[Collected data]
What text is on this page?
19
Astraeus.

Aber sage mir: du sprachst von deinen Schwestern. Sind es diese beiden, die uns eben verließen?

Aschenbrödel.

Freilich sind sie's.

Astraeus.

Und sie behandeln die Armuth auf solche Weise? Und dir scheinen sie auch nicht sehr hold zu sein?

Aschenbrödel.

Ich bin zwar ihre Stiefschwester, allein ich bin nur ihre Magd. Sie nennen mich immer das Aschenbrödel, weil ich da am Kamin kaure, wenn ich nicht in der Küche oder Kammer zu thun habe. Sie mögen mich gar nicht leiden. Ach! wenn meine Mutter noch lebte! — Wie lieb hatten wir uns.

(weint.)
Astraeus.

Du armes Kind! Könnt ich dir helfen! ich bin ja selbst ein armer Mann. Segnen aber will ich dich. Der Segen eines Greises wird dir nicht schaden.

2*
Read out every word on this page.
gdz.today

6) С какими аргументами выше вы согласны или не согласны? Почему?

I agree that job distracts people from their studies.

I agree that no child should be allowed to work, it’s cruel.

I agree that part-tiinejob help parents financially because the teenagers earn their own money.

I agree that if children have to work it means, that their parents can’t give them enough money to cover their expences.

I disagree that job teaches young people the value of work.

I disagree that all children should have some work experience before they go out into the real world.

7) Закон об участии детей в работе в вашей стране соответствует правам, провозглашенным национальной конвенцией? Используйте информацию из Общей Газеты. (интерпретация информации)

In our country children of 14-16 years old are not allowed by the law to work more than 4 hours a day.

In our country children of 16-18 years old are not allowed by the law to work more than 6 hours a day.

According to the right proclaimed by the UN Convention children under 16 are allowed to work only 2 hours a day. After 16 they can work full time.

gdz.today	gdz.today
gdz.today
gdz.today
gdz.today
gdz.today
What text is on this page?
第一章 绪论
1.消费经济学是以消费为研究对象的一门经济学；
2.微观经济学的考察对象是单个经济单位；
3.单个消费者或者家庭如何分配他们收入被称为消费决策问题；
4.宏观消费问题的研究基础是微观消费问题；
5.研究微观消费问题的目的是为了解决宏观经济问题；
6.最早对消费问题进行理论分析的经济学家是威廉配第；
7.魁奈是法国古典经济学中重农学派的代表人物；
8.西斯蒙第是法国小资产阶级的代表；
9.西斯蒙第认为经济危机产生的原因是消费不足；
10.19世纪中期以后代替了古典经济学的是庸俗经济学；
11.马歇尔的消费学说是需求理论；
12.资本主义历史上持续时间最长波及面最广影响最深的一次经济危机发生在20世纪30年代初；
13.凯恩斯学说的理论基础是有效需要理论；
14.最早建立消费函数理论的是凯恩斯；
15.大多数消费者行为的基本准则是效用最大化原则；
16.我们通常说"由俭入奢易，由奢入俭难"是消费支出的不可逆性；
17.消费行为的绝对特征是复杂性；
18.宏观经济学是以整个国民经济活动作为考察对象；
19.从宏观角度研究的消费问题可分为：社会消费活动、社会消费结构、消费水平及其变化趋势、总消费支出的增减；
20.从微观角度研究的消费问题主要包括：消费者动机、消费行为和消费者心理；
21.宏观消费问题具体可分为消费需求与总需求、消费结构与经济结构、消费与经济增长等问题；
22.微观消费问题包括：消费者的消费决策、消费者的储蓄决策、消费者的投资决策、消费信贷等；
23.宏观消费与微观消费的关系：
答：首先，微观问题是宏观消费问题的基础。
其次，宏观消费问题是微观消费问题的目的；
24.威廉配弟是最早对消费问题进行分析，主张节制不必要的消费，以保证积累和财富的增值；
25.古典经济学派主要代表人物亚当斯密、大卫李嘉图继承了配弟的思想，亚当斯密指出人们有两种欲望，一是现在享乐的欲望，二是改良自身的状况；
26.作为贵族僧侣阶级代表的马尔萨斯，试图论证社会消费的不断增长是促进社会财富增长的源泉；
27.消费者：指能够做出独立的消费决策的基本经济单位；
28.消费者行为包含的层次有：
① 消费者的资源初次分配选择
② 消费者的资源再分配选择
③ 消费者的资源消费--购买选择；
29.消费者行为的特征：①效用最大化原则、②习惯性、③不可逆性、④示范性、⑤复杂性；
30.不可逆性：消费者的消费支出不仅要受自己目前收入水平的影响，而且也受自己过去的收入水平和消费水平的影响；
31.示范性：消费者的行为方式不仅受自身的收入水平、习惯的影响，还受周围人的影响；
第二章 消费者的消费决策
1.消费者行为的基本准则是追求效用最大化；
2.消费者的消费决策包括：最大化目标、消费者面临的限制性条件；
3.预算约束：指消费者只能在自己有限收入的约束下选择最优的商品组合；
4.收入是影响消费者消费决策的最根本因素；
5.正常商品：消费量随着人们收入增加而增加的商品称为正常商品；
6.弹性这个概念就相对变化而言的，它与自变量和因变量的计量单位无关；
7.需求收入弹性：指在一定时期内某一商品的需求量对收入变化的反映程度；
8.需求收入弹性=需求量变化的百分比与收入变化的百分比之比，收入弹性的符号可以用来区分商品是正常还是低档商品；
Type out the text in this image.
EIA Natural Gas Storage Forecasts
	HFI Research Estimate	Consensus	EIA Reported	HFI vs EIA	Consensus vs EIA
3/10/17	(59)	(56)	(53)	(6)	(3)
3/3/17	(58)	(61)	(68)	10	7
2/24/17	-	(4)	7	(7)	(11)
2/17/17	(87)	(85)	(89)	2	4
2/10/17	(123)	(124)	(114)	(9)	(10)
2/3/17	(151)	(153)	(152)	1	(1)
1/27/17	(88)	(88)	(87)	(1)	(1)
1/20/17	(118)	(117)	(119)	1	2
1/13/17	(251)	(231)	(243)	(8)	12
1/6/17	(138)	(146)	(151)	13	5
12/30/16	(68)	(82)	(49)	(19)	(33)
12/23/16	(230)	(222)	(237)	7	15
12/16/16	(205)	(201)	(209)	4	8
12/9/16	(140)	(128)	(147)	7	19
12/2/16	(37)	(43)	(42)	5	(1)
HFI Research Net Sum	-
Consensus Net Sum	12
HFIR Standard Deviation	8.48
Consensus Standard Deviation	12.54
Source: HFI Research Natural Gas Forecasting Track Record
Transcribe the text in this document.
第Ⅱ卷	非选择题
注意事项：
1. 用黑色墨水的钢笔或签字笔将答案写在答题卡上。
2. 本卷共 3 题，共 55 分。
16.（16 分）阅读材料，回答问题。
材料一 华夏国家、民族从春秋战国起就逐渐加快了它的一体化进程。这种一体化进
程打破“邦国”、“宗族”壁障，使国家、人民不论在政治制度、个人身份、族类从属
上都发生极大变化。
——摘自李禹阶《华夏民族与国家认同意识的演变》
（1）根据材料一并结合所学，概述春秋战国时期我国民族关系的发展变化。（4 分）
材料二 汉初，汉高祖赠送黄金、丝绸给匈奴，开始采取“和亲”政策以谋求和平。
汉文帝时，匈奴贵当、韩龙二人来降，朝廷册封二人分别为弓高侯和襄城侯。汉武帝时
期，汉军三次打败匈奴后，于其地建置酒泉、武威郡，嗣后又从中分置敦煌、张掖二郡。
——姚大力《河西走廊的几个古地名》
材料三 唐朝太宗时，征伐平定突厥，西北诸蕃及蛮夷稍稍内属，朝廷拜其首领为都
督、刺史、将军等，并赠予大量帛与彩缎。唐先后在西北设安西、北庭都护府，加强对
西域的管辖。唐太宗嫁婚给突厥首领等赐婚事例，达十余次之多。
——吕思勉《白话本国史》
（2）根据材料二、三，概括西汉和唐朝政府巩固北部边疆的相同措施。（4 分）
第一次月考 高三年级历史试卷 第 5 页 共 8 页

Work to do – Write the complete data out, exactly as above.

Output below –
What text is on this page?
19
Astraeus.

Aber sage mir: du sprachst von deinen Schwestern. Sind es diese beiden, die uns eben verließen?

Aschenbrödel.

Freilich sind sie's.

Astraeus.

Und sie behandeln die Armuth auf solche Weise? Und dir scheinen sie auch nicht sehr hold zu sein?

Aschenbrödel.

Ich bin zwar ihre Stiefschwester, allein ich bin nur ihre Magd. Sie nennen mich immer das Aschenbrödel, weil ich da am Kamin kaure, wenn ich nicht in der Küche oder Kammer zu thun habe. Sie mögen mich gar nicht leiden. Ach! wenn meine Mutter noch lebte! — Wie lieb hatten wir uns.

(weint.)
Astraeus.

Du armes Kind! Könnt ich dir helfen! ich bin ja selbst ein armer Mann. Segnen aber will ich dich. Der Segen eines Greises wird dir nicht schaden.

2*
Read out every word on this page.
gdz.today

6) С какими аргументами выше вы согласны или не согласны? Почему?

I agree that job distracts people from their studies.

I agree that no child should be allowed to work, it’s cruel.

I agree that part-tiinejob help parents financially because the teenagers earn their own money.

I agree that if children have to work it means, that their parents can’t give them enough money to cover their expences.

I disagree that job teaches young people the value of work.

I disagree that all children should have some work experience before they go out into the real world.

7) Закон об участии детей в работе в вашей стране соответствует правам, провозглашенным национальной конвенцией? Используйте информацию из Общей Газеты. (интерпретация информации)

In our country children of 14-16 years old are not allowed by the law to work more than 4 hours a day.

In our country children of 16-18 years old are not allowed by the law to work more than 6 hours a day.

According to the right proclaimed by the UN Convention children under 16 are allowed to work only 2 hours a day. After 16 they can work full time.

gdz.today	gdz.today
gdz.today
gdz.today
gdz.today
gdz.today
What text is on this page?
第一章 绪论
1.消费经济学是以消费为研究对象的一门经济学；
2.微观经济学的考察对象是单个经济单位；
3.单个消费者或者家庭如何分配他们收入被称为消费决策问题；
4.宏观消费问题的研究基础是微观消费问题；
5.研究微观消费问题的目的是为了解决宏观经济问题；
6.最早对消费问题进行理论分析的经济学家是威廉配第；
7.魁奈是法国古典经济学中重农学派的代表人物；
8.西斯蒙第是法国小资产阶级的代表；
9.西斯蒙第认为经济危机产生的原因是消费不足；
10.19世纪中期以后代替了古典经济学的是庸俗经济学；
11.马歇尔的消费学说是需求理论；
12.资本主义历史上持续时间最长波及面最广影响最深的一次经济危机发生在20世纪30年代初；
13.凯恩斯学说的理论基础是有效需要理论；
14.最早建立消费函数理论的是凯恩斯；
15.大多数消费者行为的基本准则是效用最大化原则；
16.我们通常说"由俭入奢易，由奢入俭难"是消费支出的不可逆性；
17.消费行为的绝对特征是复杂性；
18.宏观经济学是以整个国民经济活动作为考察对象；
19.从宏观角度研究的消费问题可分为：社会消费活动、社会消费结构、消费水平及其变化趋势、总消费支出的增减；
20.从微观角度研究的消费问题主要包括：消费者动机、消费行为和消费者心理；
21.宏观消费问题具体可分为消费需求与总需求、消费结构与经济结构、消费与经济增长等问题；
22.微观消费问题包括：消费者的消费决策、消费者的储蓄决策、消费者的投资决策、消费信贷等；
23.宏观消费与微观消费的关系：
答：首先，微观问题是宏观消费问题的基础。
其次，宏观消费问题是微观消费问题的目的；
24.威廉配弟是最早对消费问题进行分析，主张节制不必要的消费，以保证积累和财富的增值；
25.古典经济学派主要代表人物亚当斯密、大卫李嘉图继承了配弟的思想，亚当斯密指出人们有两种欲望，一是现在享乐的欲望，二是改良自身的状况；
26.作为贵族僧侣阶级代表的马尔萨斯，试图论证社会消费的不断增长是促进社会财富增长的源泉；
27.消费者：指能够做出独立的消费决策的基本经济单位；
28.消费者行为包含的层次有：
① 消费者的资源初次分配选择
② 消费者的资源再分配选择
③ 消费者的资源消费--购买选择；
29.消费者行为的特征：①效用最大化原则、②习惯性、③不可逆性、④示范性、⑤复杂性；
30.不可逆性：消费者的消费支出不仅要受自己目前收入水平的影响，而且也受自己过去的收入水平和消费水平的影响；
31.示范性：消费者的行为方式不仅受自身的收入水平、习惯的影响，还受周围人的影响；
第二章 消费者的消费决策
1.消费者行为的基本准则是追求效用最大化；
2.消费者的消费决策包括：最大化目标、消费者面临的限制性条件；
3.预算约束：指消费者只能在自己有限收入的约束下选择最优的商品组合；
4.收入是影响消费者消费决策的最根本因素；
5.正常商品：消费量随着人们收入增加而增加的商品称为正常商品；
6.弹性这个概念就相对变化而言的，它与自变量和因变量的计量单位无关；
7.需求收入弹性：指在一定时期内某一商品的需求量对收入变化的反映程度；
8.需求收入弹性=需求量变化的百分比与收入变化的百分比之比，收入弹性的符号可以用来区分商品是正常还是低档商品；
Type out the text in this image.
EIA Natural Gas Storage Forecasts
	HFI Research Estimate	Consensus	EIA Reported	HFI vs EIA	Consensus vs EIA
3/10/17	(59)	(56)	(53)	(6)	(3)
3/3/17	(58)	(61)	(68)	10	7
2/24/17	-	(4)	7	(7)	(11)
2/17/17	(87)	(85)	(89)	2	4
2/10/17	(123)	(124)	(114)	(9)	(10)
2/3/17	(151)	(153)	(152)	1	(1)
1/27/17	(88)	(88)	(87)	(1)	(1)
1/20/17	(118)	(117)	(119)	1	2
1/13/17	(251)	(231)	(243)	(8)	12
1/6/17	(138)	(146)	(151)	13	5
12/30/16	(68)	(82)	(49)	(19)	(33)
12/23/16	(230)	(222)	(237)	7	15
12/16/16	(205)	(201)	(209)	4	8
12/9/16	(140)	(128)	(147)	7	19
12/2/16	(37)	(43)	(42)	5	(1)
HFI Research Net Sum	-
Consensus Net Sum	12
HFIR Standard Deviation	8.48
Consensus Standard Deviation	12.54
Source: HFI Research Natural Gas Forecasting Track Record
Transcribe the text in this document.
第Ⅱ卷	非选择题
注意事项：
1. 用黑色墨水的钢笔或签字笔将答案写在答题卡上。
2. 本卷共 3 题，共 55 分。
16.（16 分）阅读材料，回答问题。
材料一 华夏国家、民族从春秋战国起就逐渐加快了它的一体化进程。这种一体化进
程打破“邦国”、“宗族”壁障，使国家、人民不论在政治制度、个人身份、族类从属
上都发生极大变化。
——摘自李禹阶《华夏民族与国家认同意识的演变》
（1）根据材料一并结合所学，概述春秋战国时期我国民族关系的发展变化。（4 分）
材料二 汉初，汉高祖赠送黄金、丝绸给匈奴，开始采取“和亲”政策以谋求和平。
汉文帝时，匈奴贵当、韩龙二人来降，朝廷册封二人分别为弓高侯和襄城侯。汉武帝时
期，汉军三次打败匈奴后，于其地建置酒泉、武威郡，嗣后又从中分置敦煌、张掖二郡。
——姚大力《河西走廊的几个古地名》
材料三 唐朝太宗时，征伐平定突厥，西北诸蕃及蛮夷稍稍内属，朝廷拜其首领为都
督、刺史、将军等，并赠予大量帛与彩缎。唐先后在西北设安西、北庭都护府，加强对
西域的管辖。唐太宗嫁婚给突厥首领等赐婚事例，达十余次之多。
——吕思勉《白话本国史》
（2）根据材料二、三，概括西汉和唐朝政府巩固北部边疆的相同措施。（4 分）
第一次月考 高三年级历史试卷 第 5 页 共 8 页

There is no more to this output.